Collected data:
******************************
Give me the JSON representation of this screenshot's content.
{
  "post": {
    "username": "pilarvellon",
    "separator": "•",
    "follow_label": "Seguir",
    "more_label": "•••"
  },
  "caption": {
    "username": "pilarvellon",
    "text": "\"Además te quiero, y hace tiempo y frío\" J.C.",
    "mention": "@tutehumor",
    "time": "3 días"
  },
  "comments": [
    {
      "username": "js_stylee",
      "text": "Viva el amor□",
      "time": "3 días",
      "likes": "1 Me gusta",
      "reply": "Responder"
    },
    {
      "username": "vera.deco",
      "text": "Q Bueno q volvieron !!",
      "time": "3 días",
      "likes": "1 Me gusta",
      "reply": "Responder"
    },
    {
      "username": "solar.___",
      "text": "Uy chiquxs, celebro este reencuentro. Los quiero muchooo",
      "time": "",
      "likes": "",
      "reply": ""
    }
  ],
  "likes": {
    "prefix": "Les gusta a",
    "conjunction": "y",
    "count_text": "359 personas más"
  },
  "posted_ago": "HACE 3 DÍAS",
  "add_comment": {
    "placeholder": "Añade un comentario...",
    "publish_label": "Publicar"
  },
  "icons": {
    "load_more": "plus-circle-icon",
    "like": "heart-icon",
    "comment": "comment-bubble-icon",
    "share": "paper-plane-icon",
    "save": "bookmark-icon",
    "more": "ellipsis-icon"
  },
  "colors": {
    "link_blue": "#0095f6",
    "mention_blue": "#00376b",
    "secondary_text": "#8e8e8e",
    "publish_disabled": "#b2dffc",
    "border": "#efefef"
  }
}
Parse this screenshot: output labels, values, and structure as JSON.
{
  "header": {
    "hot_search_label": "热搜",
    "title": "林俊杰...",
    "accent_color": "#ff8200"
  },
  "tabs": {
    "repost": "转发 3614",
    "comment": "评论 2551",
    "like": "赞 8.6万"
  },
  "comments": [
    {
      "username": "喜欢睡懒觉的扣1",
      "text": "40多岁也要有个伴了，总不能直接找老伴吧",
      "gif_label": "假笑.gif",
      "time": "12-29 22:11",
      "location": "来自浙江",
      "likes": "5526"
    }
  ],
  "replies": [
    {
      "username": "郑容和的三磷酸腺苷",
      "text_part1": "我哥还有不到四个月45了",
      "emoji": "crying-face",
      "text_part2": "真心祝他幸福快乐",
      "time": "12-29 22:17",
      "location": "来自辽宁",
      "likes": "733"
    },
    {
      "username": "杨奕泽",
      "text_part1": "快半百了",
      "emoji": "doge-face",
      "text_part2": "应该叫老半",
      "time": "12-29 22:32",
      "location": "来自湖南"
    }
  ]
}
******************************
Retype exactly, please, each line from the line that contains "Parse this screenshot: output" through the last line of the entries above, with nothing added.

Parse this screenshot: output labels, values, and structure as JSON.
{
  "header": {
    "hot_search_label": "热搜",
    "title": "林俊杰...",
    "accent_color": "#ff8200"
  },
  "tabs": {
    "repost": "转发 3614",
    "comment": "评论 2551",
    "like": "赞 8.6万"
  },
  "comments": [
    {
      "username": "喜欢睡懒觉的扣1",
      "text": "40多岁也要有个伴了，总不能直接找老伴吧",
      "gif_label": "假笑.gif",
      "time": "12-29 22:11",
      "location": "来自浙江",
      "likes": "5526"
    }
  ],
  "replies": [
    {
      "username": "郑容和的三磷酸腺苷",
      "text_part1": "我哥还有不到四个月45了",
      "emoji": "crying-face",
      "text_part2": "真心祝他幸福快乐",
      "time": "12-29 22:17",
      "location": "来自辽宁",
      "likes": "733"
    },
    {
      "username": "杨奕泽",
      "text_part1": "快半百了",
      "emoji": "doge-face",
      "text_part2": "应该叫老半",
      "time": "12-29 22:32",
      "location": "来自湖南"
    }
  ]
}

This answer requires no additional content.